Data records

..............................

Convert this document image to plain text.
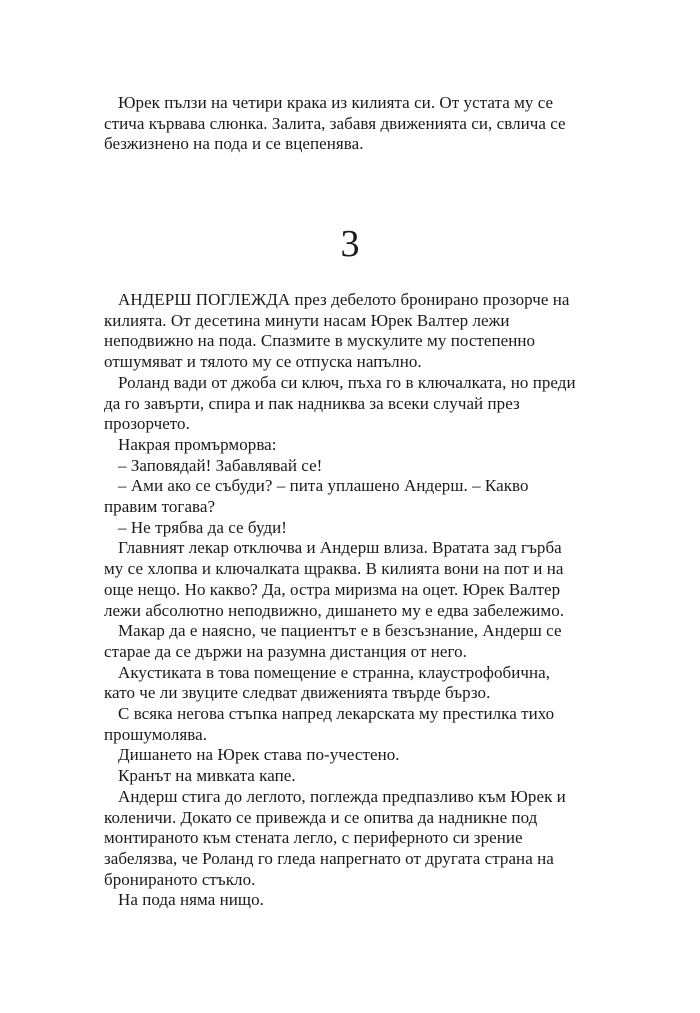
Юрек пълзи на четири крака из килията си. От устата му се
стича кървава слюнка. Залита, забавя движенията си, свлича се
безжизнено на пода и се вцепенява.
3
АНДЕРШ ПОГЛЕЖДА през дебелото бронирано прозорче на
килията. От десетина минути насам Юрек Валтер лежи
неподвижно на пода. Спазмите в мускулите му постепенно
отшумяват и тялото му се отпуска напълно.
Роланд вади от джоба си ключ, пъха го в ключалката, но преди
да го завърти, спира и пак надниква за всеки случай през
прозорчето.
Накрая промърморва:
– Заповядай! Забавлявай се!
– Ами ако се събуди? – пита уплашено Андерш. – Какво
правим тогава?
– Не трябва да се буди!
Главният лекар отключва и Андерш влиза. Вратата зад гърба
му се хлопва и ключалката щраква. В килията вони на пот и на
още нещо. Но какво? Да, остра миризма на оцет. Юрек Валтер
лежи абсолютно неподвижно, дишането му е едва забележимо.
Макар да е наясно, че пациентът е в безсъзнание, Андерш се
старае да се държи на разумна дистанция от него.
Акустиката в това помещение е странна, клаустрофобична,
като че ли звуците следват движенията твърде бързо.
С всяка негова стъпка напред лекарската му престилка тихо
прошумолява.
Дишането на Юрек става по-учестено.
Кранът на мивката капе.
Андерш стига до леглото, поглежда предпазливо към Юрек и
коленичи. Докато се привежда и се опитва да надникне под
монтираното към стената легло, с периферното си зрение
забелязва, че Роланд го гледа напрегнато от другата страна на
бронираното стъкло.
На пода няма нищо.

..............................

Output every entry verbatim. Pictures do not belong in the copy.

## SOLVED EXERCISE
Convert this document image to plain text.
Юрек пълзи на четири крака из килията си. От устата му се
стича кървава слюнка. Залита, забавя движенията си, свлича се
безжизнено на пода и се вцепенява.
3
АНДЕРШ ПОГЛЕЖДА през дебелото бронирано прозорче на
килията. От десетина минути насам Юрек Валтер лежи
неподвижно на пода. Спазмите в мускулите му постепенно
отшумяват и тялото му се отпуска напълно.
Роланд вади от джоба си ключ, пъха го в ключалката, но преди
да го завърти, спира и пак надниква за всеки случай през
прозорчето.
Накрая промърморва:
– Заповядай! Забавлявай се!
– Ами ако се събуди? – пита уплашено Андерш. – Какво
правим тогава?
– Не трябва да се буди!
Главният лекар отключва и Андерш влиза. Вратата зад гърба
му се хлопва и ключалката щраква. В килията вони на пот и на
още нещо. Но какво? Да, остра миризма на оцет. Юрек Валтер
лежи абсолютно неподвижно, дишането му е едва забележимо.
Макар да е наясно, че пациентът е в безсъзнание, Андерш се
старае да се държи на разумна дистанция от него.
Акустиката в това помещение е странна, клаустрофобична,
като че ли звуците следват движенията твърде бързо.
С всяка негова стъпка напред лекарската му престилка тихо
прошумолява.
Дишането на Юрек става по-учестено.
Кранът на мивката капе.
Андерш стига до леглото, поглежда предпазливо към Юрек и
коленичи. Докато се привежда и се опитва да надникне под
монтираното към стената легло, с периферното си зрение
забелязва, че Роланд го гледа напрегнато от другата страна на
бронираното стъкло.
На пода няма нищо.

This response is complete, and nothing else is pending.